#### [Instruction]
All lines in the data bearing the string "domích" should be identified and copied.

#### [Available data]
--------------------------------

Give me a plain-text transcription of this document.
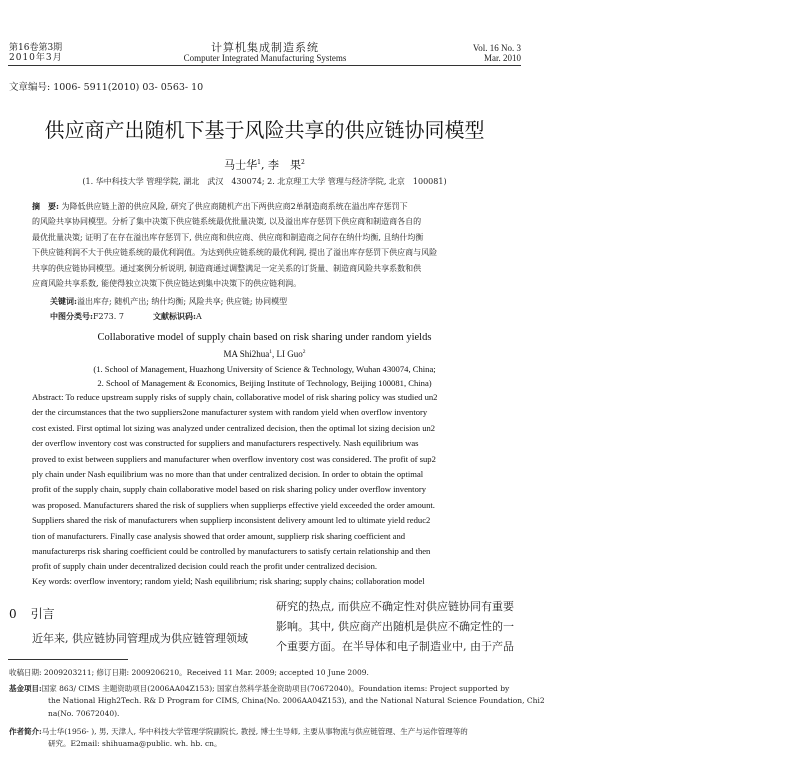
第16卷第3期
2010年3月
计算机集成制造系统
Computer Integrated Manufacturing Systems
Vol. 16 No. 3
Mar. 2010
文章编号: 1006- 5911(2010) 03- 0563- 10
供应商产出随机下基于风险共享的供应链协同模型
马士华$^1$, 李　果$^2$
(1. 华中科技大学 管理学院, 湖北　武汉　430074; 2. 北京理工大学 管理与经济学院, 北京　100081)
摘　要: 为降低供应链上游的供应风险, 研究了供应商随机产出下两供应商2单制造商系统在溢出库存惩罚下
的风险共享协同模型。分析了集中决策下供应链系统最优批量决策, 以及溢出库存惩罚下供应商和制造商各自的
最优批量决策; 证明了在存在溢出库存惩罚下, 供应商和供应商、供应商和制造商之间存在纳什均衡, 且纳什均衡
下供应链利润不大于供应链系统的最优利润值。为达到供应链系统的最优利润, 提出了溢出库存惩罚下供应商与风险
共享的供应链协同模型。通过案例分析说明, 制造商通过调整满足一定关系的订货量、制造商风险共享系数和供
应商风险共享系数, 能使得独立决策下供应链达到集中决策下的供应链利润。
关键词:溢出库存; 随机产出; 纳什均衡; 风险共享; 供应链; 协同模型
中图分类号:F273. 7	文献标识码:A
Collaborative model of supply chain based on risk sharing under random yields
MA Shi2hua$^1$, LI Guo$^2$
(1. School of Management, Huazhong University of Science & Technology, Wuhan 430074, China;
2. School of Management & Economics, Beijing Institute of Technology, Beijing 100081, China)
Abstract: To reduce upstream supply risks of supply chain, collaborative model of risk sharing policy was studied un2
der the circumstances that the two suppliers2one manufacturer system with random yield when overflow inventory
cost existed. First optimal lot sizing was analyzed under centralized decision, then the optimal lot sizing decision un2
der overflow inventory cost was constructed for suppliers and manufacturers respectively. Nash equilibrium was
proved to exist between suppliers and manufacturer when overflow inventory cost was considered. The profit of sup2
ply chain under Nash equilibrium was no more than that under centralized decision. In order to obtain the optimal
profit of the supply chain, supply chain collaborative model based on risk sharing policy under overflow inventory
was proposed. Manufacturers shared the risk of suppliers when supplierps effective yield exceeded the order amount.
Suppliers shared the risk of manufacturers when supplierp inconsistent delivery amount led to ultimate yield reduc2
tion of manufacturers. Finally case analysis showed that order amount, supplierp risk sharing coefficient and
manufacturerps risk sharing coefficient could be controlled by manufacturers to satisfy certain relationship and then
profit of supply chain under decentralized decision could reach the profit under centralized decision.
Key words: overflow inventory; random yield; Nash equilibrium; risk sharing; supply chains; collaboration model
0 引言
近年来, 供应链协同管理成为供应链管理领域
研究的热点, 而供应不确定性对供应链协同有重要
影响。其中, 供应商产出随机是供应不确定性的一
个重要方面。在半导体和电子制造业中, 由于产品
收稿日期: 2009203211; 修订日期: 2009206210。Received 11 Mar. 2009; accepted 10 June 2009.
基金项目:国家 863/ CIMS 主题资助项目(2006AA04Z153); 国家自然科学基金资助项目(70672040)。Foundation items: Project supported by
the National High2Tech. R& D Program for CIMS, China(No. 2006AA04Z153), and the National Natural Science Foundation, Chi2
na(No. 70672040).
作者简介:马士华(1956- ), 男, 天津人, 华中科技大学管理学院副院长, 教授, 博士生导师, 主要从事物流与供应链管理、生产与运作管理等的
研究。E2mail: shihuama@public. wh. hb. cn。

--------------------------------

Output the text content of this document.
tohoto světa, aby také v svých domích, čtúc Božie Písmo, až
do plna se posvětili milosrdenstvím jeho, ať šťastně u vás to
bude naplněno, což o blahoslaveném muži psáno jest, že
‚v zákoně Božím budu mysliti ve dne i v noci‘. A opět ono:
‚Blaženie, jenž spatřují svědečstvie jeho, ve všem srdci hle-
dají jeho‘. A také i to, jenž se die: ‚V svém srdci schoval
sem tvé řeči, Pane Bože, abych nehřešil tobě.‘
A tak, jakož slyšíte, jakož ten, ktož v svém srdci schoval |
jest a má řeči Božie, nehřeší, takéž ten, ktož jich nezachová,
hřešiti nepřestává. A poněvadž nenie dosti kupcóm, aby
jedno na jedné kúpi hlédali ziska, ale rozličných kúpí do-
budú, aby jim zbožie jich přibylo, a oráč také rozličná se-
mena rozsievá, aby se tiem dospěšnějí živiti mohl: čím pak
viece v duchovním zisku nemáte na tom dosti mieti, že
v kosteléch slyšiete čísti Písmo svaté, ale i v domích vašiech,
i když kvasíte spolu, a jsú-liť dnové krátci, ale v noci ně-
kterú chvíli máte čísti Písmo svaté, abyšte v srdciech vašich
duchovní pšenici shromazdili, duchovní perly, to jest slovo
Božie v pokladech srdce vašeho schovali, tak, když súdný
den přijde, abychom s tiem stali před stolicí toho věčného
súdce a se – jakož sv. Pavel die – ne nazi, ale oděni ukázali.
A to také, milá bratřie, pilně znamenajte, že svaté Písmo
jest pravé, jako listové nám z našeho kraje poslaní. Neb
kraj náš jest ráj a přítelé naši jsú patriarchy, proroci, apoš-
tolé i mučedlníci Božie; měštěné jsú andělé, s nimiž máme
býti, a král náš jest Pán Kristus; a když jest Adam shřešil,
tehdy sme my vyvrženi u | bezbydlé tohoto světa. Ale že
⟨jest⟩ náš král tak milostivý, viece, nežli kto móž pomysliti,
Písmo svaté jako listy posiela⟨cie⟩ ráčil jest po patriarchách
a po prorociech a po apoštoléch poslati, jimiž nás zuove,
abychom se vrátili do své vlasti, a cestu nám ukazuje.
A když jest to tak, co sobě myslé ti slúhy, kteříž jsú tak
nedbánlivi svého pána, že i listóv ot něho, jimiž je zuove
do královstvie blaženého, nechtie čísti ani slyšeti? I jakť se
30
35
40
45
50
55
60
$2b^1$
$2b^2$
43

--------------------------------

#### [Expected answer]
tohoto světa, aby také v svých domích, čtúc Božie Písmo, až
v kosteléch slyšiete čísti Písmo svaté, ale i v domích vašiech,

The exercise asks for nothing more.